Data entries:
..............................

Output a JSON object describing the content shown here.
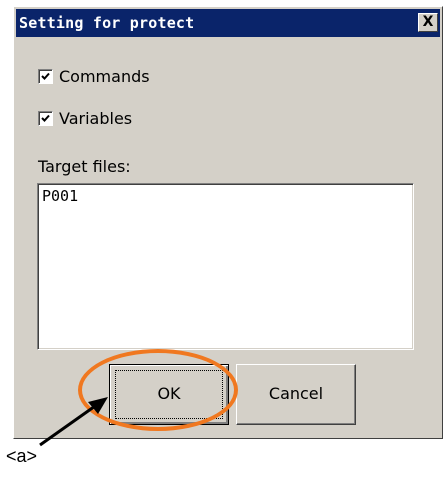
{
  "window": {
    "title": "Setting for protect",
    "close_glyph": "X"
  },
  "options": {
    "commands": {
      "label": "Commands",
      "checked": true
    },
    "variables": {
      "label": "Variables",
      "checked": true
    }
  },
  "target_files": {
    "label": "Target files:",
    "value": "P001"
  },
  "buttons": {
    "ok_label": "OK",
    "cancel_label": "Cancel"
  },
  "annotation": {
    "callout_label": "<a>",
    "highlight_color": "#f07820"
  },
  "colors": {
    "title_bar": "#0a246a",
    "dialog_face": "#d4d0c8"
  }
}
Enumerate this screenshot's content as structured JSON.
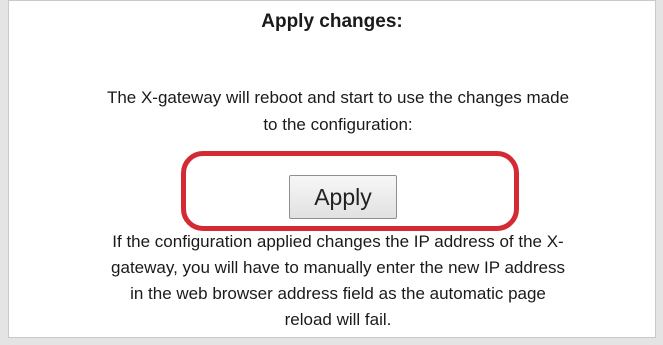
{
  "panel": {
    "title": "Apply changes:",
    "description_line1": "The X-gateway will reboot and start to use the changes made",
    "description_line2": "to the configuration:",
    "apply_button_label": "Apply",
    "note_line1": "If the configuration applied changes the IP address of the X-",
    "note_line2": "gateway, you will have to manually enter the new IP address",
    "note_line3": "in the web browser address field as the automatic page",
    "note_line4": "reload will fail."
  },
  "colors": {
    "highlight": "#d42a33",
    "page_background": "#ffffff"
  }
}
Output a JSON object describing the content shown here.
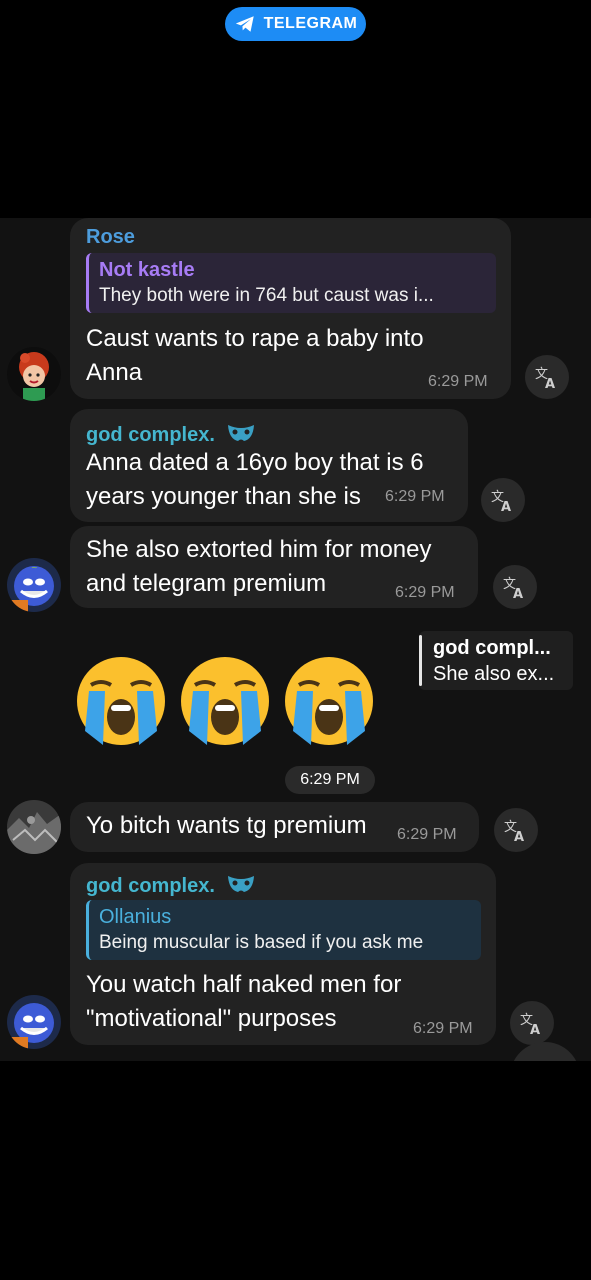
{
  "header": {
    "badge_label": "TELEGRAM"
  },
  "colors": {
    "accent": "#1d8cf5",
    "rose": "#4d9ddd",
    "not_kastle": "#a77cf5",
    "god_complex": "#45b6cf",
    "ollanius": "#4ab0dd"
  },
  "messages": [
    {
      "sender": "Rose",
      "reply": {
        "name": "Not kastle",
        "text": "They both were in 764 but caust was i..."
      },
      "lines": [
        "Caust wants to rape a baby into",
        "Anna"
      ],
      "time": "6:29 PM"
    },
    {
      "sender": "god complex.",
      "lines": [
        "Anna dated a 16yo boy that is 6",
        "years younger than she is"
      ],
      "time": "6:29 PM"
    },
    {
      "lines": [
        "She also extorted him for money",
        "and telegram premium"
      ],
      "time": "6:29 PM"
    },
    {
      "emoji_count": 3,
      "forwarded": {
        "name": "god compl...",
        "text": "She also ex..."
      },
      "date_pill": "6:29 PM"
    },
    {
      "lines": [
        "Yo bitch wants tg premium"
      ],
      "time": "6:29 PM"
    },
    {
      "sender": "god complex.",
      "reply": {
        "name": "Ollanius",
        "text": "Being muscular is based if you ask me"
      },
      "lines": [
        "You watch half naked men for",
        "\"motivational\" purposes"
      ],
      "time": "6:29 PM"
    }
  ]
}
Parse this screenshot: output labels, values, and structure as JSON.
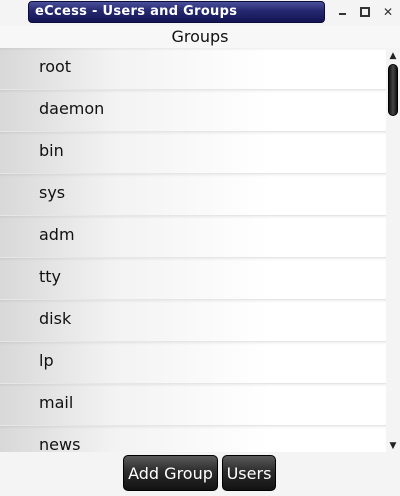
{
  "window": {
    "title": "eCcess - Users and Groups",
    "controls": {
      "minimize": "minimize-icon",
      "maximize": "maximize-icon",
      "close": "close-icon"
    },
    "title_color": "#25286f"
  },
  "header": {
    "title": "Groups"
  },
  "groups": {
    "items": [
      {
        "label": "root"
      },
      {
        "label": "daemon"
      },
      {
        "label": "bin"
      },
      {
        "label": "sys"
      },
      {
        "label": "adm"
      },
      {
        "label": "tty"
      },
      {
        "label": "disk"
      },
      {
        "label": "lp"
      },
      {
        "label": "mail"
      },
      {
        "label": "news"
      }
    ]
  },
  "scrollbar": {
    "up_icon": "scroll-up-arrow-icon",
    "down_icon": "scroll-down-arrow-icon"
  },
  "footer": {
    "add_group_label": "Add Group",
    "users_label": "Users"
  }
}
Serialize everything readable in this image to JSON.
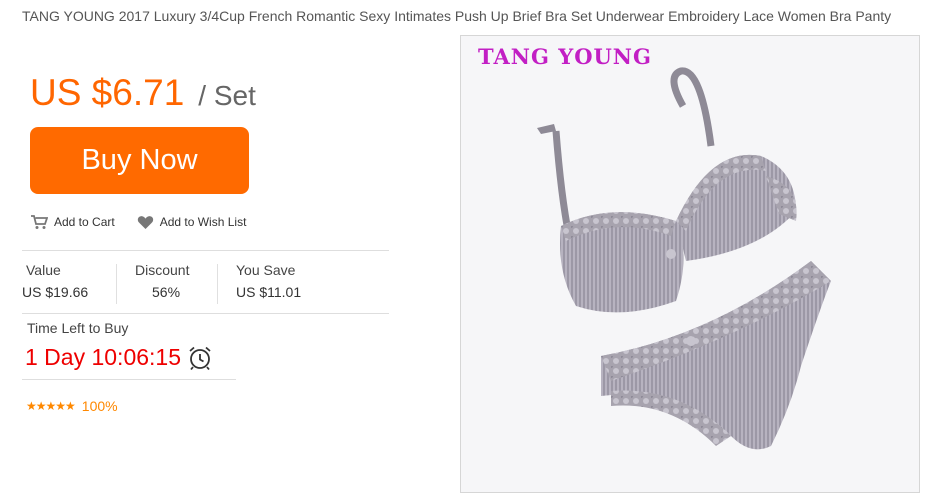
{
  "product": {
    "title": "TANG YOUNG 2017 Luxury 3/4Cup French Romantic Sexy Intimates Push Up Brief Bra Set Underwear Embroidery Lace Women Bra Panty",
    "price": "US $6.71",
    "unit": "/ Set",
    "brand_watermark": "TANG YOUNG"
  },
  "buttons": {
    "buy_now": "Buy Now",
    "add_to_cart": "Add to Cart",
    "add_to_wishlist": "Add to Wish List"
  },
  "stats": {
    "value_label": "Value",
    "value": "US $19.66",
    "discount_label": "Discount",
    "discount": "56%",
    "save_label": "You Save",
    "save": "US $11.01"
  },
  "timer": {
    "label": "Time Left to Buy",
    "value": "1 Day 10:06:15"
  },
  "rating": {
    "stars": 5,
    "percent": "100%"
  },
  "colors": {
    "price": "#ff6600",
    "button": "#ff6a00",
    "timer": "#ee0000",
    "brand": "#c21fc4"
  },
  "icons": [
    "cart-icon",
    "heart-icon",
    "alarm-clock-icon",
    "star-icon"
  ]
}
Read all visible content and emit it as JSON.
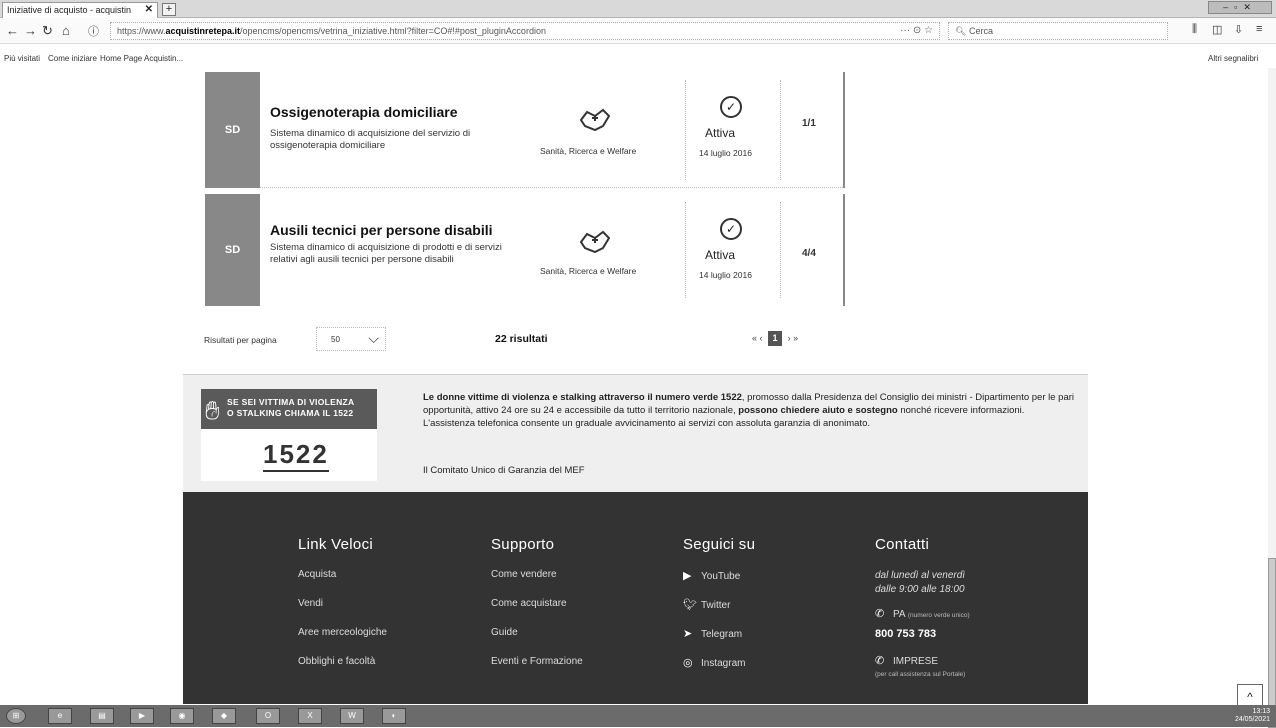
{
  "browser": {
    "tab_title": "Iniziative di acquisto - acquistin",
    "tab_close": "✕",
    "new_tab": "+",
    "url_prefix": "https://www.",
    "url_domain": "acquistinretepa.it",
    "url_rest": "/opencms/opencms/vetrina_iniziative.html?filter=CO#!#post_pluginAccordion",
    "search_placeholder": "Cerca",
    "bookmarks": [
      "Più visitati",
      "Come iniziare",
      "Home Page Acquistin..."
    ],
    "other_bookmarks": "Altri segnalibri",
    "url_more": "··· ⊙ ☆"
  },
  "listings": [
    {
      "badge": "SD",
      "title": "Ossigenoterapia domiciliare",
      "description": "Sistema dinamico di acquisizione del servizio di ossigenoterapia domiciliare",
      "category": "Sanità, Ricerca e Welfare",
      "status": "Attiva",
      "date": "14 luglio 2016",
      "count": "1/1"
    },
    {
      "badge": "SD",
      "title": "Ausili tecnici per persone disabili",
      "description": "Sistema dinamico di acquisizione di prodotti e di servizi relativi agli ausili tecnici per persone disabili",
      "category": "Sanità, Ricerca e Welfare",
      "status": "Attiva",
      "date": "14 luglio 2016",
      "count": "4/4"
    }
  ],
  "pager": {
    "per_page_label": "Risultati per pagina",
    "per_page_value": "50",
    "results": "22 risultati",
    "first": "«",
    "prev": "‹",
    "current": "1",
    "next": "›",
    "last": "»"
  },
  "banner": {
    "logo_line1": "SE SEI VITTIMA DI VIOLENZA",
    "logo_line2": "O STALKING CHIAMA IL 1522",
    "logo_number": "1522",
    "text_bold1": "Le donne vittime di violenza e stalking attraverso il numero verde 1522",
    "text_plain1": ", promosso dalla Presidenza del Consiglio dei ministri - Dipartimento per le pari opportunità, attivo 24 ore su 24 e accessibile da tutto il territorio nazionale, ",
    "text_bold2": "possono chiedere aiuto e sostegno",
    "text_plain2": " nonché ricevere informazioni. L'assistenza telefonica consente un graduale avvicinamento ai servizi con assoluta garanzia di anonimato.",
    "signature": "Il Comitato Unico di Garanzia del MEF"
  },
  "footer": {
    "link_veloci": {
      "title": "Link Veloci",
      "items": [
        "Acquista",
        "Vendi",
        "Aree merceologiche",
        "Obblighi e facoltà"
      ]
    },
    "supporto": {
      "title": "Supporto",
      "items": [
        "Come vendere",
        "Come acquistare",
        "Guide",
        "Eventi e Formazione"
      ]
    },
    "seguici": {
      "title": "Seguici su",
      "items": [
        {
          "icon": "youtube-icon",
          "label": "YouTube"
        },
        {
          "icon": "twitter-icon",
          "label": "Twitter"
        },
        {
          "icon": "telegram-icon",
          "label": "Telegram"
        },
        {
          "icon": "instagram-icon",
          "label": "Instagram"
        }
      ]
    },
    "contatti": {
      "title": "Contatti",
      "hours_line1": "dal lunedì al venerdì",
      "hours_line2": "dalle 9:00 alle 18:00",
      "pa_label": "PA",
      "pa_sub": "(numero verde unico)",
      "pa_phone": "800 753 783",
      "imprese_label": "IMPRESE",
      "imprese_sub": "(per call assistenza sul Portale)"
    }
  },
  "scroll_top": "^",
  "tray": {
    "time": "13:13",
    "date": "24/05/2021"
  },
  "colors": {
    "badge_gray": "#888888",
    "footer_bg": "#333333",
    "banner_bg": "#efefef"
  }
}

..............................

What you should do » Find each line holding the string "browser" and copy it out.

Task result »
    "note_line3": "in the web browser address field as the automatic page",
  "browser": {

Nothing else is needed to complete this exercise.